**Saved entries**
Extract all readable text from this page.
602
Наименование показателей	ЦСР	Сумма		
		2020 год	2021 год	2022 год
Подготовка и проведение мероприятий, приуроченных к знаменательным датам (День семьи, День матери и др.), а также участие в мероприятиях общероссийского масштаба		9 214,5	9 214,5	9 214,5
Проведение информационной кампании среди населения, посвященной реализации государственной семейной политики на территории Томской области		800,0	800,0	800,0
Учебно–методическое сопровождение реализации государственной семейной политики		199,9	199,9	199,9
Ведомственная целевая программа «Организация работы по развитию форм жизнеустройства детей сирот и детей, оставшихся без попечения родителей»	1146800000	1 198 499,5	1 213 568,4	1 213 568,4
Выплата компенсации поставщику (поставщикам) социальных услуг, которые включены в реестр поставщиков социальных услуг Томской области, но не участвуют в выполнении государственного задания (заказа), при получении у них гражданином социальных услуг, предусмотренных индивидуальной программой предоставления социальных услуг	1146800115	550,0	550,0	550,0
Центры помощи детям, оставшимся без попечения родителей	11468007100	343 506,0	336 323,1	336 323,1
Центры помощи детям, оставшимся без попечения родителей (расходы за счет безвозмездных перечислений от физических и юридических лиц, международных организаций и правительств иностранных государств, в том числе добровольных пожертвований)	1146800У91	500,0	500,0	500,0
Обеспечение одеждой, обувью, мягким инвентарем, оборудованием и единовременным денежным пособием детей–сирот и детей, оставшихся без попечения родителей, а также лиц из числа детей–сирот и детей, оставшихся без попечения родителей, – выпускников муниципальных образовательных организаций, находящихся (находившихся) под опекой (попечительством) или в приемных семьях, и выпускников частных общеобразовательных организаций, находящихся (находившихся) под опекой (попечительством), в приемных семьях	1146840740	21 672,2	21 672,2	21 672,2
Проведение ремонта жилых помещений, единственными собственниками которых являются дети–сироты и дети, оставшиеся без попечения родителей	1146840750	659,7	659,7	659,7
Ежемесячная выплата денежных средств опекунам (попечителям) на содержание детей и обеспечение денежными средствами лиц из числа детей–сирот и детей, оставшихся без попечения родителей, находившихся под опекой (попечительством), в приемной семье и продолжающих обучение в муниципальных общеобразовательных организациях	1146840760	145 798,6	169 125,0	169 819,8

**Task goal**
Check each line of the entries above for the word "политики". List the ones that have it.

**Finished task**
Проведение информационной кампании среди населения, посвященной реализации государственной семейной политики на территории Томской области		800,0	800,0	800,0
Учебно–методическое сопровождение реализации государственной семейной политики		199,9	199,9	199,9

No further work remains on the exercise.